**SET EXERCISE 1:** Count the lines of the records that contain the string "member", treating case as significant, and give only the number.

Before we move on, there is one more thing that we might use AT commands for, and that is to read the 3-axis accelerometer that these boards have. You can access this data by sending the following command:
uart.write('AT+GETSENSOR\r\n')
This will return acceleration data in X,Y,Z as well as an estimated angle the board is tilted at. We aren't gonna be using this in this guide, but it's just a handy thing to know if your project calls for it. With our boards configured, we are ready to get the all-important distance data, which is going to come out of the 2nd UART channel. AT commands will not work on this 2nd channel - it only outputs distance data, so ensure you have sorted all your configurations before moving on.
Now that we have our hardware sorted, it's time to configure our UB03 boards. These boards actually have 2 UART channels - one for sending AT commands (which is used for configuration), and another for data output (this is where we will get all of our distance data). There are 2 USB ports and 2 sets of TX and RX pins to access these channels, which can be a bit confusing at first but makes sense once you understand the system.
For configuration, we're going to use our microcontroller to send AT commands to the boards. Let's start by connecting the TX and RX pins of the configuration UART to the microcontroller. These will be labelled as TX1 and RX1 on the underside of the BU03 board.
You can connect these to any UART peripheral on your microcontroller. We are using pins 0 and 1 on the Arduino for this example, if you use other pins you will need to alter your code accordingly. We will also need to supply power to the board which can be done through GND and any of the 3.3 V and 5 V pins. The image below shows the board fully connected.
Unfortunately, this board is a tad too wide to fit on a standard breadboard. We are making do and hanging it off one side like in the image as it makes it easy to swap out boards if you are configuring a number of them.

**SET EXERCISE 2:** According to the page text, what is the purpose of each of the two UART channels on the boards?

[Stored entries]
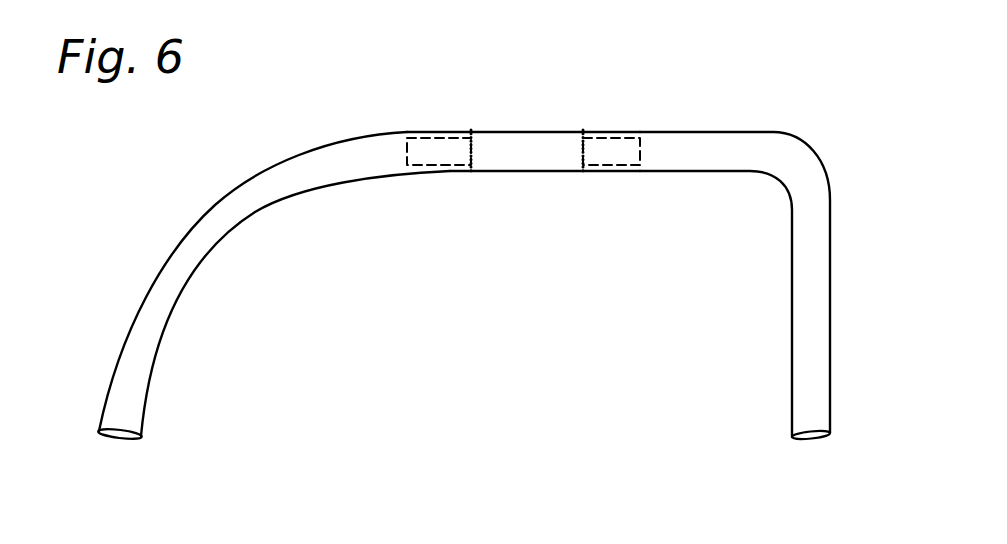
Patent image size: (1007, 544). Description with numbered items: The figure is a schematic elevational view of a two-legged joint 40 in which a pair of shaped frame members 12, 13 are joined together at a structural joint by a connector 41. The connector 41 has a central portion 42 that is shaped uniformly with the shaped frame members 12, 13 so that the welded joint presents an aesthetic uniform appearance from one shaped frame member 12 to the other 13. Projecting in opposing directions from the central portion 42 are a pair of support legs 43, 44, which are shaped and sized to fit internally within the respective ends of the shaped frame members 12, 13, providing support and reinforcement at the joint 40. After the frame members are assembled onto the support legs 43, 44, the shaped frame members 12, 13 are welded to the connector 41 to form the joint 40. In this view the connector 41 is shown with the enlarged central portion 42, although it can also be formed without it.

The shaped frame member 12 is at (142, 372).
The shaped frame member 13 is at (806, 390).
The two-legged joint 40 is at (598, 85).
The connector 41 is at (533, 172).
The central portion 42 is at (539, 143).
The support leg 43 is at (413, 140).
The support leg 44 is at (623, 155).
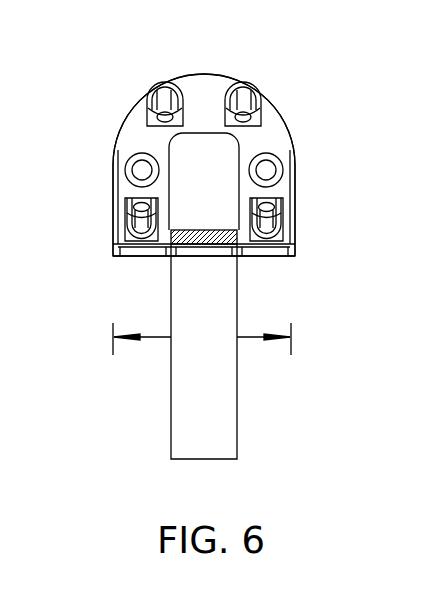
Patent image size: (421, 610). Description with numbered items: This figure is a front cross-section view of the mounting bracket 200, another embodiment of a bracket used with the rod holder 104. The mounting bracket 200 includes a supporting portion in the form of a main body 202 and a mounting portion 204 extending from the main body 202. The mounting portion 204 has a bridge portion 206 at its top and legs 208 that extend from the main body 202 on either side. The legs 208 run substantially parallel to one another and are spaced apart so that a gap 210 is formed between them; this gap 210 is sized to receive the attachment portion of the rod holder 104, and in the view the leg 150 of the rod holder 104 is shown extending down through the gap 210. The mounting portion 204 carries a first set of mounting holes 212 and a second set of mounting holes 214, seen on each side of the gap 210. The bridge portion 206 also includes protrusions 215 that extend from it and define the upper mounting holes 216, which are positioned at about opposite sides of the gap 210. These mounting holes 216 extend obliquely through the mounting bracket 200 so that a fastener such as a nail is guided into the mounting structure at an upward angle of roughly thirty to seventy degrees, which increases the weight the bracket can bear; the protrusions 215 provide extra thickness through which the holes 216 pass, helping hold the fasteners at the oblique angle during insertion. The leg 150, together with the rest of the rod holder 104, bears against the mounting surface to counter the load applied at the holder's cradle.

The mounting bracket 200 is at (289, 114).
The main body 202 is at (281, 255).
The mounting portion 204 is at (286, 136).
The bridge portion 206 is at (129, 116).
The legs 208 is at (120, 196).
The gap 210 is at (200, 132).
The first set of mounting holes 212 is at (268, 207).
The second set of mounting holes 214 is at (134, 168).
The protrusions 215 is at (161, 115).
The mounting holes 216 is at (153, 91).
The rod holder 104 is at (171, 413).
The leg 150 is at (237, 400).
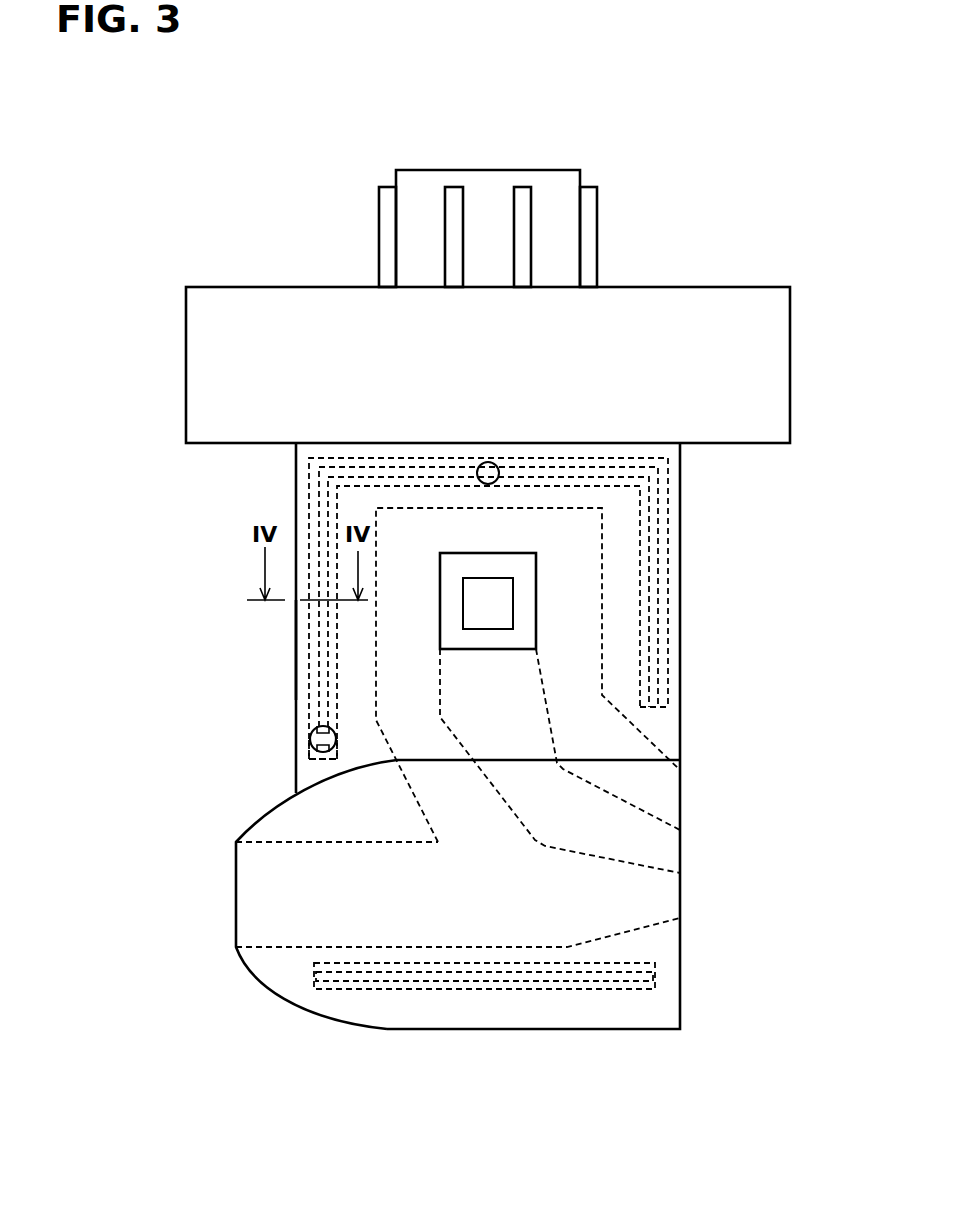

**EXERCISE SOLUTION 1:** 3

**EXERCISE SOLUTION 2:** One channel is for sending AT commands for configuration, and the other is for data output, which provides the distance data.